• **Stored data**
▶

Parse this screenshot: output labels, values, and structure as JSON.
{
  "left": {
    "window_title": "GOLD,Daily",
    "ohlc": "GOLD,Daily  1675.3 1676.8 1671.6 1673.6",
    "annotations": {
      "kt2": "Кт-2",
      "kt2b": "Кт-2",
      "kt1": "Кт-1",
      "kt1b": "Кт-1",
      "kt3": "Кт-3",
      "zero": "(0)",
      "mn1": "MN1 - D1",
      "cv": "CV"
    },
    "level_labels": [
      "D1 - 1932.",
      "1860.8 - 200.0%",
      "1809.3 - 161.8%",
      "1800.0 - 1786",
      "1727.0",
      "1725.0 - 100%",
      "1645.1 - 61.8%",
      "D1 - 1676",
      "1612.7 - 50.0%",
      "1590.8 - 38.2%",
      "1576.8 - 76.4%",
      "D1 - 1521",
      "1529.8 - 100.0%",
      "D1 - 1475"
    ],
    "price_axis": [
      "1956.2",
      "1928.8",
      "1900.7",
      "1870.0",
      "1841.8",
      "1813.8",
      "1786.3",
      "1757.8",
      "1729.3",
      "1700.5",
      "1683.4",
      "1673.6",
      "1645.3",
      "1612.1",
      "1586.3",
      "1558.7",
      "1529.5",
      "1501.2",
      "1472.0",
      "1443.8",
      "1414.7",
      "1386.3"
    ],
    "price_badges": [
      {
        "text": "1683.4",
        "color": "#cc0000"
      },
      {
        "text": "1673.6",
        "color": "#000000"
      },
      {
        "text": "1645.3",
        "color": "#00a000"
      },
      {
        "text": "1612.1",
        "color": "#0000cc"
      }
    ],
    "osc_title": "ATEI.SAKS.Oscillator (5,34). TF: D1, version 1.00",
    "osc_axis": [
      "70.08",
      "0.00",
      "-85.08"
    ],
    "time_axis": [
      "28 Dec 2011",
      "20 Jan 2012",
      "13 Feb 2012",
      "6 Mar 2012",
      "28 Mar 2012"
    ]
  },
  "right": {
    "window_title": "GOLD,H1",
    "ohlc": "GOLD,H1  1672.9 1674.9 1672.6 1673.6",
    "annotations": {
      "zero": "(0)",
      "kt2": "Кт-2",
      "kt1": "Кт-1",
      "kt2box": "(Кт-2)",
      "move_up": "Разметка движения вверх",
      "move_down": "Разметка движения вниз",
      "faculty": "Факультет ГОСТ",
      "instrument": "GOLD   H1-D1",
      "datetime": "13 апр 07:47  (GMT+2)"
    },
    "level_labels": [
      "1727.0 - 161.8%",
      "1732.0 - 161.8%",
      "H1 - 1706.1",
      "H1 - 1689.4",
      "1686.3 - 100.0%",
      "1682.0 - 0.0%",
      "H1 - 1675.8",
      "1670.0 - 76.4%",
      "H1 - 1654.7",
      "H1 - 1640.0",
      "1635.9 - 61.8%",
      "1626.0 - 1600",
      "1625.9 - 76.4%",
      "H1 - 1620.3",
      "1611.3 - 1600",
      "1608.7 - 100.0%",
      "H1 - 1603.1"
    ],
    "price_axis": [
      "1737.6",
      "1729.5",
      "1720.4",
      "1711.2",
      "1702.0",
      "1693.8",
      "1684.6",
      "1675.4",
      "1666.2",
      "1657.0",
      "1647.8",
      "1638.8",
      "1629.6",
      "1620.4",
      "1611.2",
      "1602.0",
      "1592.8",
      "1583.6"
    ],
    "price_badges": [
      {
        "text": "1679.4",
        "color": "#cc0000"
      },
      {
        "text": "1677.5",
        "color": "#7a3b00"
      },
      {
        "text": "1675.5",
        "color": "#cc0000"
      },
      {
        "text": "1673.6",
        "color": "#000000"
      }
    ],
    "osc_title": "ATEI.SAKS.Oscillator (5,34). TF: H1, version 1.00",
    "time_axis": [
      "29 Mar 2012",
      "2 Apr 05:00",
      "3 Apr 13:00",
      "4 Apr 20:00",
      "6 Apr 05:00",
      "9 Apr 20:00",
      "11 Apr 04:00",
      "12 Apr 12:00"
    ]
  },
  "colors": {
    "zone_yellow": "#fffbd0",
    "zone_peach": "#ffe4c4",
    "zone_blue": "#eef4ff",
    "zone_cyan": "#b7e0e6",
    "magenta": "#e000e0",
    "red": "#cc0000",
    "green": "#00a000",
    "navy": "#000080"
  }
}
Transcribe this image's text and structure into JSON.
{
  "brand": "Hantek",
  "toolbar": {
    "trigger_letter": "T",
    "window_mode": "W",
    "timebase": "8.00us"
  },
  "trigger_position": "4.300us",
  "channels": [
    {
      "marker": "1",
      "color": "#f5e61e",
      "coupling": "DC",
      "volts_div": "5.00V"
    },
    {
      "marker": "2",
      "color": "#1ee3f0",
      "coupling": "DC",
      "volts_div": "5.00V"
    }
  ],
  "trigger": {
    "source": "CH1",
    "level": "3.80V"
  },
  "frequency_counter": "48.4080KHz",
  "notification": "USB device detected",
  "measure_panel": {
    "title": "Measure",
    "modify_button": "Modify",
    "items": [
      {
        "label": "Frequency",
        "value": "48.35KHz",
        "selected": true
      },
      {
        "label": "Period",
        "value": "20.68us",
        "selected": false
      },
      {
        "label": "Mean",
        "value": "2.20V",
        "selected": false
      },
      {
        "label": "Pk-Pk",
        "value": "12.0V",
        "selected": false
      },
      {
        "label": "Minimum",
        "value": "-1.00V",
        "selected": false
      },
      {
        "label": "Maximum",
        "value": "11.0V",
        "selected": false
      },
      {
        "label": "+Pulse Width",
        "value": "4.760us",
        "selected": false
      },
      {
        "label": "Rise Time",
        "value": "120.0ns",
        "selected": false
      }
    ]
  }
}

◀

• **DESCRIPTION OF THE TASK**
Search the data for the string "version" and copy each line where it appears.

• **CORRECT OUTPUT**
    "osc_title": "ATEI.SAKS.Oscillator (5,34). TF: D1, version 1.00",
    "osc_title": "ATEI.SAKS.Oscillator (5,34). TF: H1, version 1.00",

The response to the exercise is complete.